**Exercise instructions:** Find the lines containing the word "Золотая" and copy every one of them.

--------------------

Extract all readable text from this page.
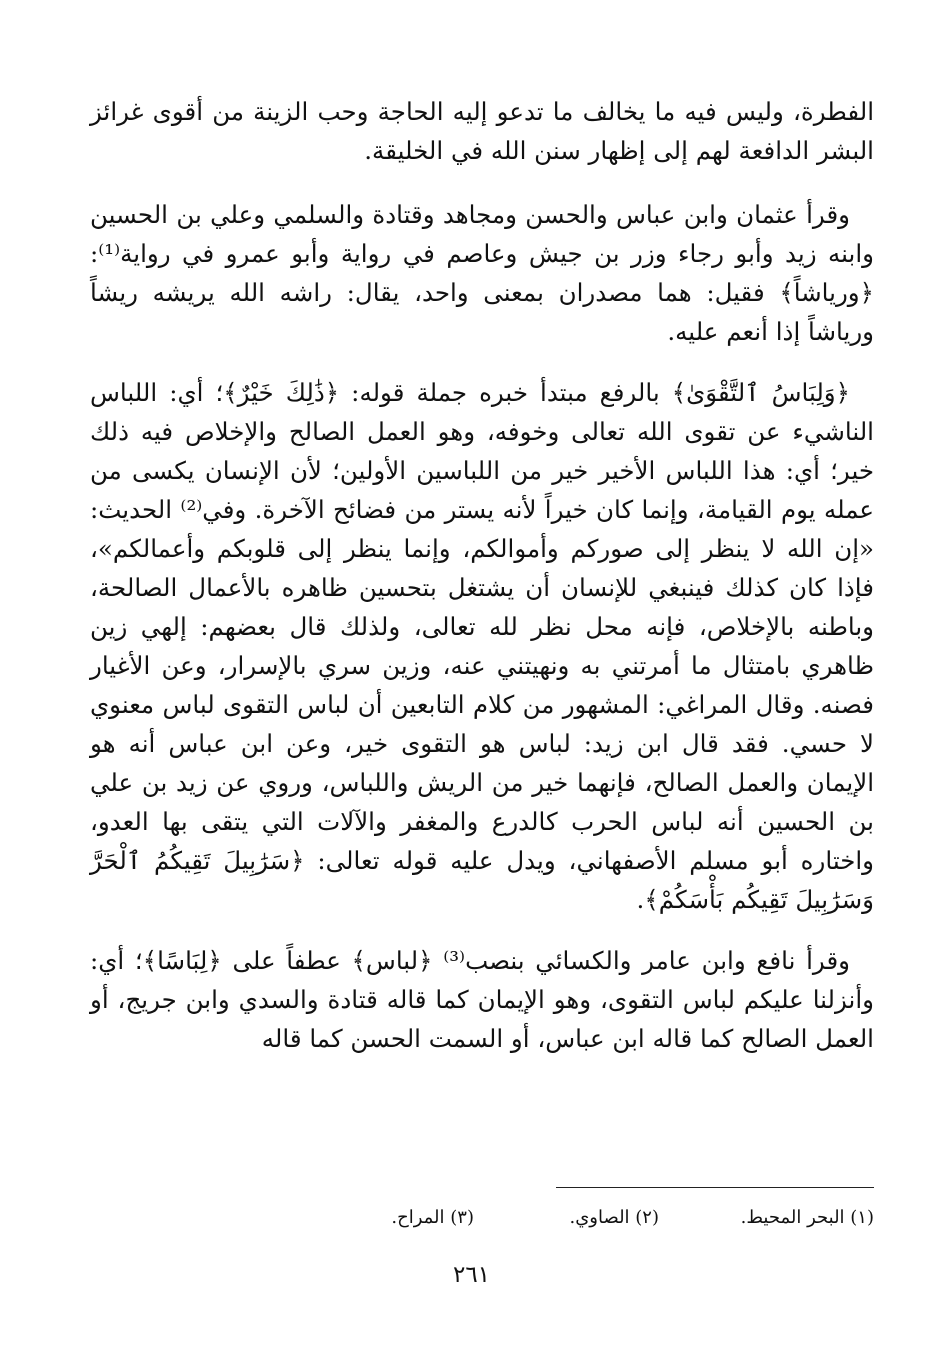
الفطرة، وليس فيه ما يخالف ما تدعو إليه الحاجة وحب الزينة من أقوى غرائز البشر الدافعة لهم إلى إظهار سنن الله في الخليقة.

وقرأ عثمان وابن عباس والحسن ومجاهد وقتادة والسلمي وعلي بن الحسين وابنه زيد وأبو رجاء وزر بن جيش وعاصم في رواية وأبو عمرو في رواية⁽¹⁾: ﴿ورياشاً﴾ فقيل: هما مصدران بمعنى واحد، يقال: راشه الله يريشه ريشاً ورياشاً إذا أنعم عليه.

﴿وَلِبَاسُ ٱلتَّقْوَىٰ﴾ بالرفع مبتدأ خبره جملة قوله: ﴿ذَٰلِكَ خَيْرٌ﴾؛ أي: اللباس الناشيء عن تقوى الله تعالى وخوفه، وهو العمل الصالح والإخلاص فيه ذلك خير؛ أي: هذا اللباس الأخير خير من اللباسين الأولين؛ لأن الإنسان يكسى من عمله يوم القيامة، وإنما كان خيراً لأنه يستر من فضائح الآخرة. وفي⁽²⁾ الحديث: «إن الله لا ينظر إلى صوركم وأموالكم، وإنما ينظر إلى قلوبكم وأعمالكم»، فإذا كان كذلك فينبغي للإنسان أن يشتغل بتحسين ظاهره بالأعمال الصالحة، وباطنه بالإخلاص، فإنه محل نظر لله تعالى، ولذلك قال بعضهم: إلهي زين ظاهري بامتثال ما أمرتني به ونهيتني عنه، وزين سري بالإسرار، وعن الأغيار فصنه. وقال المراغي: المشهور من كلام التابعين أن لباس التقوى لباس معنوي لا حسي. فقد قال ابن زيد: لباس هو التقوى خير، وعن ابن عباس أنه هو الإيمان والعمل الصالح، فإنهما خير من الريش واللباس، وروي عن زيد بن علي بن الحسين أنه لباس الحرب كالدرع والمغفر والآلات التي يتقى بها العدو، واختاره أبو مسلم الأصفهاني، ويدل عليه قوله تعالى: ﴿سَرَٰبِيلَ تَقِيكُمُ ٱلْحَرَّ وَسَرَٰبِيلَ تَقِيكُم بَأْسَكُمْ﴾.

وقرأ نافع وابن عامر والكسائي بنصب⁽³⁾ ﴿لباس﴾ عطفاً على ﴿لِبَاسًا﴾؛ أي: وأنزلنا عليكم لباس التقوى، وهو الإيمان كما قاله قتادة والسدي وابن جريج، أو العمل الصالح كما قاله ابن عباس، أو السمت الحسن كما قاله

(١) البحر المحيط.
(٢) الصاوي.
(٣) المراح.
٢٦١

--------------------

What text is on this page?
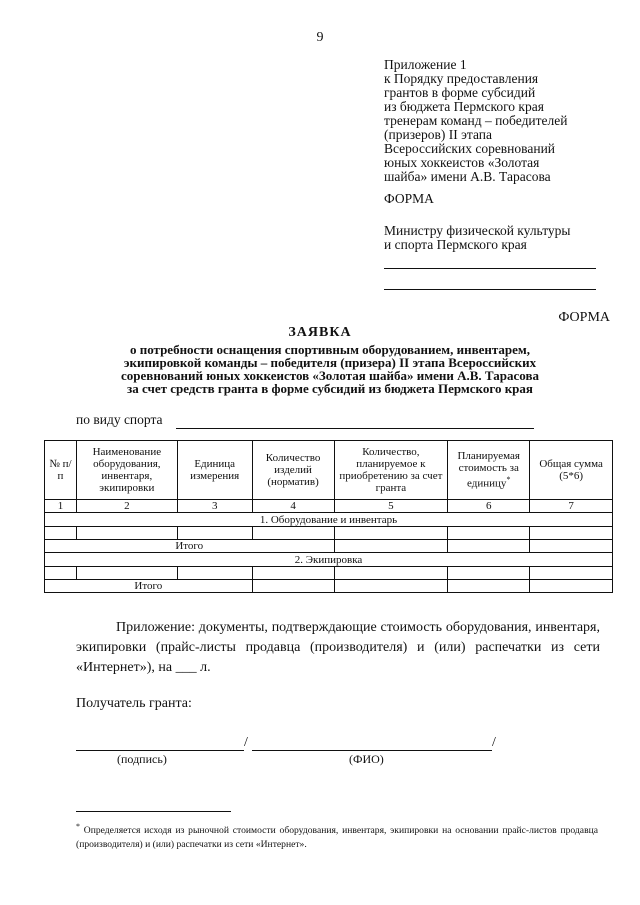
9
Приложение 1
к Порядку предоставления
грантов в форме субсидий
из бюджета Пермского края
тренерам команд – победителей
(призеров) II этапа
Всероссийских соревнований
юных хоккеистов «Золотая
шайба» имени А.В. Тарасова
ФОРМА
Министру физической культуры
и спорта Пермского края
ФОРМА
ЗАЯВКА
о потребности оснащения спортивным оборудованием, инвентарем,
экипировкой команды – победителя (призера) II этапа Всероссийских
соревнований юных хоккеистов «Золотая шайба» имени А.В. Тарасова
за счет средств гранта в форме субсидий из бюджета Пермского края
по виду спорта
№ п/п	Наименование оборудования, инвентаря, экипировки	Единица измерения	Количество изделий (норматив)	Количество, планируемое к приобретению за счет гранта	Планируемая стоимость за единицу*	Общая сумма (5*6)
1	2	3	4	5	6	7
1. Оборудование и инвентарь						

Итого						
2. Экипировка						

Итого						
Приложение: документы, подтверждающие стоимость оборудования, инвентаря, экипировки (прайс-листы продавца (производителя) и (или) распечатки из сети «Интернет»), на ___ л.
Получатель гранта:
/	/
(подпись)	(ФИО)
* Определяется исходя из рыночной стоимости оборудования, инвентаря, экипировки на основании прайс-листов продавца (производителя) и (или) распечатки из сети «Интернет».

--------------------

**Worked solution:**
юных хоккеистов «Золотая
соревнований юных хоккеистов «Золотая шайба» имени А.В. Тарасова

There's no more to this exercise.